━━━ Records shown

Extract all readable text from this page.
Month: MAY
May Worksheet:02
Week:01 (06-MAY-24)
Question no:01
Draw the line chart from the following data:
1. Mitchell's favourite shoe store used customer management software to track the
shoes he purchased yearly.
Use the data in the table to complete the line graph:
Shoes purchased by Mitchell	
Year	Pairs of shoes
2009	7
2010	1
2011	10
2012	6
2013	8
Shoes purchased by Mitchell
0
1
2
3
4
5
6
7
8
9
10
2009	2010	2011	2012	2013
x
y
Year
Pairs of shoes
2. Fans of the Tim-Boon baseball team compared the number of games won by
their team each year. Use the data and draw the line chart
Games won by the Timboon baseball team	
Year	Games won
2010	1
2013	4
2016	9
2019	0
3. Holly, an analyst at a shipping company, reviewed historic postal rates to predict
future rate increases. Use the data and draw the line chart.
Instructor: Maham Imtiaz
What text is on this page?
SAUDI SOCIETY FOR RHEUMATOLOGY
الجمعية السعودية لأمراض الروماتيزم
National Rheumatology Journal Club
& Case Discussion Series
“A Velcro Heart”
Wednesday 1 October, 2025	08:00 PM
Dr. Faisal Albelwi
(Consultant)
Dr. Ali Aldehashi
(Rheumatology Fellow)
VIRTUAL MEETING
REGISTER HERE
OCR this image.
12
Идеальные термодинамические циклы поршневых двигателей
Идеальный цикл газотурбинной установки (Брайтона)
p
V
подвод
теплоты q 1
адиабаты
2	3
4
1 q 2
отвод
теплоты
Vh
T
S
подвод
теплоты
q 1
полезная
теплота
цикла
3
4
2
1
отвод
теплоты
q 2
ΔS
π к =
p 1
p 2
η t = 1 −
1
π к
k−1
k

━━━━━━

(To be done) Exactly reproduce the lines that run from the line with "What text is on this page?" through the last line of the records, inclusive.

(Finished task)
What text is on this page?
SAUDI SOCIETY FOR RHEUMATOLOGY
الجمعية السعودية لأمراض الروماتيزم
National Rheumatology Journal Club
& Case Discussion Series
“A Velcro Heart”
Wednesday 1 October, 2025	08:00 PM
Dr. Faisal Albelwi
(Consultant)
Dr. Ali Aldehashi
(Rheumatology Fellow)
VIRTUAL MEETING
REGISTER HERE
OCR this image.
12
Идеальные термодинамические циклы поршневых двигателей
Идеальный цикл газотурбинной установки (Брайтона)
p
V
подвод
теплоты q 1
адиабаты
2	3
4
1 q 2
отвод
теплоты
Vh
T
S
подвод
теплоты
q 1
полезная
теплота
цикла
3
4
2
1
отвод
теплоты
q 2
ΔS
π к =
p 1
p 2
η t = 1 −
1
π к
k−1
k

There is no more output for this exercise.